Each line below should be quoted exactly, please.

════════════════════

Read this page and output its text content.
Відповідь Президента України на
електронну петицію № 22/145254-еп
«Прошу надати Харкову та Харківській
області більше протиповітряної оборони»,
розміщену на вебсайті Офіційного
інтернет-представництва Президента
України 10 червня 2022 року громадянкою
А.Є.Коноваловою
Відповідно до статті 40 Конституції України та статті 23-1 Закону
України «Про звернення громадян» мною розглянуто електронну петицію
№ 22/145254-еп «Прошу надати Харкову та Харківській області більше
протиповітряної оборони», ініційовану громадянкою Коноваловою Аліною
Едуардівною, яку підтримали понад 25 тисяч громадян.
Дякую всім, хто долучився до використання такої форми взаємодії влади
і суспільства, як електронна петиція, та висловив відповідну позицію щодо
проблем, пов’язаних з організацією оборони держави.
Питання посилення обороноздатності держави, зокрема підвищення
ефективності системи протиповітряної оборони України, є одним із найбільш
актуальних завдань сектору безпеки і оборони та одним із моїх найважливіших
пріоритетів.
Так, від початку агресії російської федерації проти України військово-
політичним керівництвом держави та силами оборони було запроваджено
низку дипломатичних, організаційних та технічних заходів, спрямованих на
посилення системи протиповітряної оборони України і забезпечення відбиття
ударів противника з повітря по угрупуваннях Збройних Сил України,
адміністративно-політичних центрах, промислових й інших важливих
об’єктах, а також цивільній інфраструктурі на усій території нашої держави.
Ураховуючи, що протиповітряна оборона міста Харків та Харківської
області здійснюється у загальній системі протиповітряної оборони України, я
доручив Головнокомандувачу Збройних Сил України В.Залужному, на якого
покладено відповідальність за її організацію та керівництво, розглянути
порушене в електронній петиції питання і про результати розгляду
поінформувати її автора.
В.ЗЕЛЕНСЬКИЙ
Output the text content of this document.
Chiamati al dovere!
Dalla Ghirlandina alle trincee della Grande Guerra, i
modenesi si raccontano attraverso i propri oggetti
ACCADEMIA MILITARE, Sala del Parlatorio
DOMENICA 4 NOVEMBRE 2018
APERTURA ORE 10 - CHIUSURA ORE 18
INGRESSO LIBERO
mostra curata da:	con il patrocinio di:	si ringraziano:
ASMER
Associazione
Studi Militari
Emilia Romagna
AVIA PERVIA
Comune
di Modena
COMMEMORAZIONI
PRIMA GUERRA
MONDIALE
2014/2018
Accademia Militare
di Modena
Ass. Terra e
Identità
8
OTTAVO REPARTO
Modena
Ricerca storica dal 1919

════════════════════

* _The response_:
Read this page and output its text content.
Відповідь Президента України на
електронну петицію № 22/145254-еп
«Прошу надати Харкову та Харківській
області більше протиповітряної оборони»,
розміщену на вебсайті Офіційного
інтернет-представництва Президента
України 10 червня 2022 року громадянкою
А.Є.Коноваловою
Відповідно до статті 40 Конституції України та статті 23-1 Закону
України «Про звернення громадян» мною розглянуто електронну петицію
№ 22/145254-еп «Прошу надати Харкову та Харківській області більше
протиповітряної оборони», ініційовану громадянкою Коноваловою Аліною
Едуардівною, яку підтримали понад 25 тисяч громадян.
Дякую всім, хто долучився до використання такої форми взаємодії влади
і суспільства, як електронна петиція, та висловив відповідну позицію щодо
проблем, пов’язаних з організацією оборони держави.
Питання посилення обороноздатності держави, зокрема підвищення
ефективності системи протиповітряної оборони України, є одним із найбільш
актуальних завдань сектору безпеки і оборони та одним із моїх найважливіших
пріоритетів.
Так, від початку агресії російської федерації проти України військово-
політичним керівництвом держави та силами оборони було запроваджено
низку дипломатичних, організаційних та технічних заходів, спрямованих на
посилення системи протиповітряної оборони України і забезпечення відбиття
ударів противника з повітря по угрупуваннях Збройних Сил України,
адміністративно-політичних центрах, промислових й інших важливих
об’єктах, а також цивільній інфраструктурі на усій території нашої держави.
Ураховуючи, що протиповітряна оборона міста Харків та Харківської
області здійснюється у загальній системі протиповітряної оборони України, я
доручив Головнокомандувачу Збройних Сил України В.Залужному, на якого
покладено відповідальність за її організацію та керівництво, розглянути
порушене в електронній петиції питання і про результати розгляду
поінформувати її автора.
В.ЗЕЛЕНСЬКИЙ
Output the text content of this document.
Chiamati al dovere!
Dalla Ghirlandina alle trincee della Grande Guerra, i
modenesi si raccontano attraverso i propri oggetti
ACCADEMIA MILITARE, Sala del Parlatorio
DOMENICA 4 NOVEMBRE 2018
APERTURA ORE 10 - CHIUSURA ORE 18
INGRESSO LIBERO
mostra curata da:	con il patrocinio di:	si ringraziano:
ASMER
Associazione
Studi Militari
Emilia Romagna
AVIA PERVIA
Comune
di Modena
COMMEMORAZIONI
PRIMA GUERRA
MONDIALE
2014/2018
Accademia Militare
di Modena
Ass. Terra e
Identità
8
OTTAVO REPARTO
Modena
Ricerca storica dal 1919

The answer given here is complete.